### Goal of the exercise
Extract every line of the material below and reproduce it faithfully.

### Task inputs
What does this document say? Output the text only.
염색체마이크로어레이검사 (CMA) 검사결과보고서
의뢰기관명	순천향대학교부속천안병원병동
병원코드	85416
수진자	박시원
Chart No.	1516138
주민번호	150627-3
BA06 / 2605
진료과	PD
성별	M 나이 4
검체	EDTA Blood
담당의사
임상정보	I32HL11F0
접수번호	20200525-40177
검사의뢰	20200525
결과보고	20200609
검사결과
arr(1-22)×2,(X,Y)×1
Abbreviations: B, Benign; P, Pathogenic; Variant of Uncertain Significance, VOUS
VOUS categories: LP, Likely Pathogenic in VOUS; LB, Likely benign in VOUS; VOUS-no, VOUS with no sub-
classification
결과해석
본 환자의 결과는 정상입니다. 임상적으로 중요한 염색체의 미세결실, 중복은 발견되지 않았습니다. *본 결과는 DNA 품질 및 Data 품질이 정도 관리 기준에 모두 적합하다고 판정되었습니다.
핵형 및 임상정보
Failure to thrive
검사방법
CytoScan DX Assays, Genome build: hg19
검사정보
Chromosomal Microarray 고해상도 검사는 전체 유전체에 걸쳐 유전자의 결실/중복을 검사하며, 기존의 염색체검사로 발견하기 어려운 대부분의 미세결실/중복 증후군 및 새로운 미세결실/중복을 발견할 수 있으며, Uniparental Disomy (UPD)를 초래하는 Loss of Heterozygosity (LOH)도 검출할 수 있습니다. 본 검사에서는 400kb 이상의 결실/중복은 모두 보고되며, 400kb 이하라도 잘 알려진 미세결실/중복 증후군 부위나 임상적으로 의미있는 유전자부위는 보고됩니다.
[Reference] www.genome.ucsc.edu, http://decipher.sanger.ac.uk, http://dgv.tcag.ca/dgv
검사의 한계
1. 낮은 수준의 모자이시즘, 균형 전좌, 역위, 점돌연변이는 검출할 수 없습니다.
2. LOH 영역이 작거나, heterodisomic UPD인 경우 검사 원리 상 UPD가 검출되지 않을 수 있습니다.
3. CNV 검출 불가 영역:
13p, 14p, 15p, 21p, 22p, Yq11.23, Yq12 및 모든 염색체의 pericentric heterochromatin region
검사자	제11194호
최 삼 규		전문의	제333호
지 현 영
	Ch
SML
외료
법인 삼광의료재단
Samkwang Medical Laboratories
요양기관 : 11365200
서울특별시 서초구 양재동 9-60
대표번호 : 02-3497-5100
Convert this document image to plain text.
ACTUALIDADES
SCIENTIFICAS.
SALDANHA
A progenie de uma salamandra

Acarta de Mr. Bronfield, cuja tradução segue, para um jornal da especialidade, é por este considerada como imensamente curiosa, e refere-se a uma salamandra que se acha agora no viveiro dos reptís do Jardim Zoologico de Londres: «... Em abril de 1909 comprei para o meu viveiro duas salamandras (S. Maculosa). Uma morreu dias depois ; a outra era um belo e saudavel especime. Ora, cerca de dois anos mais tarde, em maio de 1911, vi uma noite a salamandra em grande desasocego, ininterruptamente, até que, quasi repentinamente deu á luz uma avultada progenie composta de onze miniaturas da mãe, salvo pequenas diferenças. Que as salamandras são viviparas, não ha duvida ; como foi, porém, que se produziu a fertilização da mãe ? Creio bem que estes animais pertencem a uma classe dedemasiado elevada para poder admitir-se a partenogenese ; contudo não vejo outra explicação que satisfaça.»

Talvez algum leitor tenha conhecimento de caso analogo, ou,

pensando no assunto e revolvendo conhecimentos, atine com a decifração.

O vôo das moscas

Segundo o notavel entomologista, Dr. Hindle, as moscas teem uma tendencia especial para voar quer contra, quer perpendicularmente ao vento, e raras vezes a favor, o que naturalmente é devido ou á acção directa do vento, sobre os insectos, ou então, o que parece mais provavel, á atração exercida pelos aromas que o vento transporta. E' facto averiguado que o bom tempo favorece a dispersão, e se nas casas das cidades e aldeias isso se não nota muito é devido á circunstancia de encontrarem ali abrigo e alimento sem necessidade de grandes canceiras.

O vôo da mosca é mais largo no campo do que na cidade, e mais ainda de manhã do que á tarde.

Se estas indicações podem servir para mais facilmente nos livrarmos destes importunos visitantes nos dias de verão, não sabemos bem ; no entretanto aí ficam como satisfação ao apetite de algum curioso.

### Answer
What does this document say? Output the text only.
염색체마이크로어레이검사 (CMA) 검사결과보고서
의뢰기관명	순천향대학교부속천안병원병동
병원코드	85416
수진자	박시원
Chart No.	1516138
주민번호	150627-3
BA06 / 2605
진료과	PD
성별	M 나이 4
검체	EDTA Blood
담당의사
임상정보	I32HL11F0
접수번호	20200525-40177
검사의뢰	20200525
결과보고	20200609
검사결과
arr(1-22)×2,(X,Y)×1
Abbreviations: B, Benign; P, Pathogenic; Variant of Uncertain Significance, VOUS
VOUS categories: LP, Likely Pathogenic in VOUS; LB, Likely benign in VOUS; VOUS-no, VOUS with no sub-
classification
결과해석
본 환자의 결과는 정상입니다. 임상적으로 중요한 염색체의 미세결실, 중복은 발견되지 않았습니다. *본 결과는 DNA 품질 및 Data 품질이 정도 관리 기준에 모두 적합하다고 판정되었습니다.
핵형 및 임상정보
Failure to thrive
검사방법
CytoScan DX Assays, Genome build: hg19
검사정보
Chromosomal Microarray 고해상도 검사는 전체 유전체에 걸쳐 유전자의 결실/중복을 검사하며, 기존의 염색체검사로 발견하기 어려운 대부분의 미세결실/중복 증후군 및 새로운 미세결실/중복을 발견할 수 있으며, Uniparental Disomy (UPD)를 초래하는 Loss of Heterozygosity (LOH)도 검출할 수 있습니다. 본 검사에서는 400kb 이상의 결실/중복은 모두 보고되며, 400kb 이하라도 잘 알려진 미세결실/중복 증후군 부위나 임상적으로 의미있는 유전자부위는 보고됩니다.
[Reference] www.genome.ucsc.edu, http://decipher.sanger.ac.uk, http://dgv.tcag.ca/dgv
검사의 한계
1. 낮은 수준의 모자이시즘, 균형 전좌, 역위, 점돌연변이는 검출할 수 없습니다.
2. LOH 영역이 작거나, heterodisomic UPD인 경우 검사 원리 상 UPD가 검출되지 않을 수 있습니다.
3. CNV 검출 불가 영역:
13p, 14p, 15p, 21p, 22p, Yq11.23, Yq12 및 모든 염색체의 pericentric heterochromatin region
검사자	제11194호
최 삼 규		전문의	제333호
지 현 영
	Ch
SML
외료
법인 삼광의료재단
Samkwang Medical Laboratories
요양기관 : 11365200
서울특별시 서초구 양재동 9-60
대표번호 : 02-3497-5100
Convert this document image to plain text.
ACTUALIDADES
SCIENTIFICAS.
SALDANHA
A progenie de uma salamandra

Acarta de Mr. Bronfield, cuja tradução segue, para um jornal da especialidade, é por este considerada como imensamente curiosa, e refere-se a uma salamandra que se acha agora no viveiro dos reptís do Jardim Zoologico de Londres: «... Em abril de 1909 comprei para o meu viveiro duas salamandras (S. Maculosa). Uma morreu dias depois ; a outra era um belo e saudavel especime. Ora, cerca de dois anos mais tarde, em maio de 1911, vi uma noite a salamandra em grande desasocego, ininterruptamente, até que, quasi repentinamente deu á luz uma avultada progenie composta de onze miniaturas da mãe, salvo pequenas diferenças. Que as salamandras são viviparas, não ha duvida ; como foi, porém, que se produziu a fertilização da mãe ? Creio bem que estes animais pertencem a uma classe dedemasiado elevada para poder admitir-se a partenogenese ; contudo não vejo outra explicação que satisfaça.»

Talvez algum leitor tenha conhecimento de caso analogo, ou,

pensando no assunto e revolvendo conhecimentos, atine com a decifração.

O vôo das moscas

Segundo o notavel entomologista, Dr. Hindle, as moscas teem uma tendencia especial para voar quer contra, quer perpendicularmente ao vento, e raras vezes a favor, o que naturalmente é devido ou á acção directa do vento, sobre os insectos, ou então, o que parece mais provavel, á atração exercida pelos aromas que o vento transporta. E' facto averiguado que o bom tempo favorece a dispersão, e se nas casas das cidades e aldeias isso se não nota muito é devido á circunstancia de encontrarem ali abrigo e alimento sem necessidade de grandes canceiras.

O vôo da mosca é mais largo no campo do que na cidade, e mais ainda de manhã do que á tarde.

Se estas indicações podem servir para mais facilmente nos livrarmos destes importunos visitantes nos dias de verão, não sabemos bem ; no entretanto aí ficam como satisfação ao apetite de algum curioso.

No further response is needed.